Find the lines with "need" in them and copy them out.

Stored records
───

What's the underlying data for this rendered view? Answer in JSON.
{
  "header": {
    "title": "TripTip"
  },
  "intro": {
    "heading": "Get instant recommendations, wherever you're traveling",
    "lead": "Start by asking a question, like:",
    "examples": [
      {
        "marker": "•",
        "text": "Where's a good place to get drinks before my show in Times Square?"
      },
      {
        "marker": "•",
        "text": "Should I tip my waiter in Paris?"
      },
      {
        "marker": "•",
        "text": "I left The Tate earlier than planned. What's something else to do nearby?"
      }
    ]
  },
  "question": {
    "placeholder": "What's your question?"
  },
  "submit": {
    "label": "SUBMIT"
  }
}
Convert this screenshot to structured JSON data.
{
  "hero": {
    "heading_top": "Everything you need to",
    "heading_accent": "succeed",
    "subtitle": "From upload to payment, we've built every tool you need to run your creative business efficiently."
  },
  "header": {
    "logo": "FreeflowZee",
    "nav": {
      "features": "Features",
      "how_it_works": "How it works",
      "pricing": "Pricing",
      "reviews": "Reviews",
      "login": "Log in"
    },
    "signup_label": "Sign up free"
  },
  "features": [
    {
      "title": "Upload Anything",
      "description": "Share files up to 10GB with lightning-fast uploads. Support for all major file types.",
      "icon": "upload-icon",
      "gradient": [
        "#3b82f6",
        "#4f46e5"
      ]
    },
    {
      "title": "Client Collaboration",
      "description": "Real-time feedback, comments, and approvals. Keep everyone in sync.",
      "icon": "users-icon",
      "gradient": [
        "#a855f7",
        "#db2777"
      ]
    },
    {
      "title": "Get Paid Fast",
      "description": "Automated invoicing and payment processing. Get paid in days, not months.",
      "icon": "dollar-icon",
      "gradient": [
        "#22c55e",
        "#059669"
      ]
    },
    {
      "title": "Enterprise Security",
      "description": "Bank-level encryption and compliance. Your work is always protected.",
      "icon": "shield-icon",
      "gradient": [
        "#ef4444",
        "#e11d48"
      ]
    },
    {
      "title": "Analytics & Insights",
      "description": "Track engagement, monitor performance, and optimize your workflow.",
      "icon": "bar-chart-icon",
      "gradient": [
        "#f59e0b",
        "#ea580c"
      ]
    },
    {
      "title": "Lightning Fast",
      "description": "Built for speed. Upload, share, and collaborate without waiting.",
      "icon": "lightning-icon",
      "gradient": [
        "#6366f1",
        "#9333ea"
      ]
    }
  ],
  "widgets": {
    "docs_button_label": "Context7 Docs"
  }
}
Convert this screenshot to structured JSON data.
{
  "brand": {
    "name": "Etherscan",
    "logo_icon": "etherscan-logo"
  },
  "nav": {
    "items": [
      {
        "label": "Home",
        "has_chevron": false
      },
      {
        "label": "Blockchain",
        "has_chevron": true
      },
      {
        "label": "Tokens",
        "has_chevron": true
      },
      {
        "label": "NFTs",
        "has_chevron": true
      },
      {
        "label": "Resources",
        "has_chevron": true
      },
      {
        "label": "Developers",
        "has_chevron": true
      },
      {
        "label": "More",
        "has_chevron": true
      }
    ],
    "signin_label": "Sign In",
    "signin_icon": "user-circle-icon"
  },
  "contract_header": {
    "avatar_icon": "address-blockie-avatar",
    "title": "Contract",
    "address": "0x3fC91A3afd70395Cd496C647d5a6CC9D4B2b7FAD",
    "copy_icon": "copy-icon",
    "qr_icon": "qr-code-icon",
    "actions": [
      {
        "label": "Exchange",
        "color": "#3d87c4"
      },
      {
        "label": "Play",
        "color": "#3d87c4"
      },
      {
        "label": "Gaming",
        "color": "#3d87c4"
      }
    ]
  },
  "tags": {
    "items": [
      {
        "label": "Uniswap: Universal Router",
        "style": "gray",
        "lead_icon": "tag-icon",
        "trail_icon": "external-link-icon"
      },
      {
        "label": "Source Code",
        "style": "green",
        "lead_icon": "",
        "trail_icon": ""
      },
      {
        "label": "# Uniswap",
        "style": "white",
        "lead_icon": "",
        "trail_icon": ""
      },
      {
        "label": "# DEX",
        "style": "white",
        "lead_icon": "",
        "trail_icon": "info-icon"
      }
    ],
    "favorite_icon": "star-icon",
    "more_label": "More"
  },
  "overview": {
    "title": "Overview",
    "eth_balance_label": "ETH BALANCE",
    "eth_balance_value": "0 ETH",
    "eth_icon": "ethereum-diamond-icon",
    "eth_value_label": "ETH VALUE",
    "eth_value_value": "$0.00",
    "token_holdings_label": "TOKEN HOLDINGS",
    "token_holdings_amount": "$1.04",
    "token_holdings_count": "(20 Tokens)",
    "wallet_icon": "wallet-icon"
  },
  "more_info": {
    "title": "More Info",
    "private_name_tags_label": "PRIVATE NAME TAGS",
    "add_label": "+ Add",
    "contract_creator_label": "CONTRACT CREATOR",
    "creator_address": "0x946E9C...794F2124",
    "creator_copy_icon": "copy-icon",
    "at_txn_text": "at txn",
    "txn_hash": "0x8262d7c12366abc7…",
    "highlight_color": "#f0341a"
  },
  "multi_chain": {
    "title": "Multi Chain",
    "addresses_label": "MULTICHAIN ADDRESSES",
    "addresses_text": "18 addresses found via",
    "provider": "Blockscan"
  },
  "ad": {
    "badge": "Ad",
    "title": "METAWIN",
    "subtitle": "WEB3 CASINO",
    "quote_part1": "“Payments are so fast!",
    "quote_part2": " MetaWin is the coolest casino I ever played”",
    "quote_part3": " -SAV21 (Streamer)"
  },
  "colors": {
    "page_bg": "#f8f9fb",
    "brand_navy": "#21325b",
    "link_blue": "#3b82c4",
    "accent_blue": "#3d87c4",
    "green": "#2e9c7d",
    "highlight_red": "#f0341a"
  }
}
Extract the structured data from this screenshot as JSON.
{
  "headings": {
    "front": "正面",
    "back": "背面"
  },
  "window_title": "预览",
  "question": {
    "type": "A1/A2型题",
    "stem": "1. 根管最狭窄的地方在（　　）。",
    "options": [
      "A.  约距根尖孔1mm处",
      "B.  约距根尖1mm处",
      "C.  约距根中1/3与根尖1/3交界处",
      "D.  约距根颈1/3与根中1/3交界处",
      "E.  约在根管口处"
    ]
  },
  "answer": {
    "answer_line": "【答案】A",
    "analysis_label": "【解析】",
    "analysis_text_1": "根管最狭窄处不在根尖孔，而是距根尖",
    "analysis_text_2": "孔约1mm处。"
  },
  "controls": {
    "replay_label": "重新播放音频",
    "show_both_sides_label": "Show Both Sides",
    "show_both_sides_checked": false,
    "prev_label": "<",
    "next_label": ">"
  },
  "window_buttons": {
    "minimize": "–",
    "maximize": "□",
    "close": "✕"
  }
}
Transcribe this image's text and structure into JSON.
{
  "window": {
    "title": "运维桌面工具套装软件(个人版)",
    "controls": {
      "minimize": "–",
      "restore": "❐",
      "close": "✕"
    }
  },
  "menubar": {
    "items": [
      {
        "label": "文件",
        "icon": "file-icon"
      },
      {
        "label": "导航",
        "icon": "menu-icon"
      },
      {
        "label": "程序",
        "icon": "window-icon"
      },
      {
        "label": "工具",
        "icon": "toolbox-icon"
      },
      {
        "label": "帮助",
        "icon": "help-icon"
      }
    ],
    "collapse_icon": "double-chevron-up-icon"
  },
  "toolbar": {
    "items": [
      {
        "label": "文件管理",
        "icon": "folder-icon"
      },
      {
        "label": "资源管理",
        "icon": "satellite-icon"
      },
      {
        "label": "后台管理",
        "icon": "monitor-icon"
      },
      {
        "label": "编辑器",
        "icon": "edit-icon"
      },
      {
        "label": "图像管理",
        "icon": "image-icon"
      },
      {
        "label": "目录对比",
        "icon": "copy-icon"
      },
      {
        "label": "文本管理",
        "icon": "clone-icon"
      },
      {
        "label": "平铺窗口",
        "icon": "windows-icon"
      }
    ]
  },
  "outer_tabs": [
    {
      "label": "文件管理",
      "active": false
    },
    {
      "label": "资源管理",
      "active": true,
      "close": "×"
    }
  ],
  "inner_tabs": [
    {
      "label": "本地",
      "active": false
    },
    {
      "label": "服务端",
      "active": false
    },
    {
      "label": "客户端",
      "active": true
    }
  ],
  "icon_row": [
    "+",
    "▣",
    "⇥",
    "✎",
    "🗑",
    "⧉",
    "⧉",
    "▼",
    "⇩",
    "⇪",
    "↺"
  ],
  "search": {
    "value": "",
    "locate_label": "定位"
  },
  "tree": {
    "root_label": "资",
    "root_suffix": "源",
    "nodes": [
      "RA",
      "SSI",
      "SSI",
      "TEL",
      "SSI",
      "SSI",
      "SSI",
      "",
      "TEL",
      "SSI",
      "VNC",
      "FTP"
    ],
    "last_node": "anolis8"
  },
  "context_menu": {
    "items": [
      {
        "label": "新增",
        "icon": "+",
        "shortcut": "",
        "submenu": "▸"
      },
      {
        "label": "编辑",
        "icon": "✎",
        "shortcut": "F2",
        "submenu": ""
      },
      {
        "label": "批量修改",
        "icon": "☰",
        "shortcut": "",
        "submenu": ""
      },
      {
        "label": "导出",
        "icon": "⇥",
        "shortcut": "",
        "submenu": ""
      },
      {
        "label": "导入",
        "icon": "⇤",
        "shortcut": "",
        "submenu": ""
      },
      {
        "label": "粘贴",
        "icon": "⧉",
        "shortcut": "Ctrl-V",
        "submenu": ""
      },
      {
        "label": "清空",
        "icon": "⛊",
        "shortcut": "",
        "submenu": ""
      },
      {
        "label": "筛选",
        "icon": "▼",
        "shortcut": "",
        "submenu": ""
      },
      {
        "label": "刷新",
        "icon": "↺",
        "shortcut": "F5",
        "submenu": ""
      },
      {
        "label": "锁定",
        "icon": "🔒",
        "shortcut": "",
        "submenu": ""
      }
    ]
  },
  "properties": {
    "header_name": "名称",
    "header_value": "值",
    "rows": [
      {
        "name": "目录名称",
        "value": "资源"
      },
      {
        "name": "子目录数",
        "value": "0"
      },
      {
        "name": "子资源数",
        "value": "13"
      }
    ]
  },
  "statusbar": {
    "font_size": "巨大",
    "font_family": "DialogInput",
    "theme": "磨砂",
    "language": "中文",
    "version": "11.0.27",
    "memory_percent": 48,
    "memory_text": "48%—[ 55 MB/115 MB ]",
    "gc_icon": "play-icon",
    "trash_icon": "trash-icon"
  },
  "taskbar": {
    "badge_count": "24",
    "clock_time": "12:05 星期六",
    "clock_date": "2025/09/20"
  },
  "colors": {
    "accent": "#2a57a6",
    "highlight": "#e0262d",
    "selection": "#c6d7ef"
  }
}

───

= Task answer =
    "heading_top": "Everything you need to",
    "subtitle": "From upload to payment, we've built every tool you need to run your creative business efficiently."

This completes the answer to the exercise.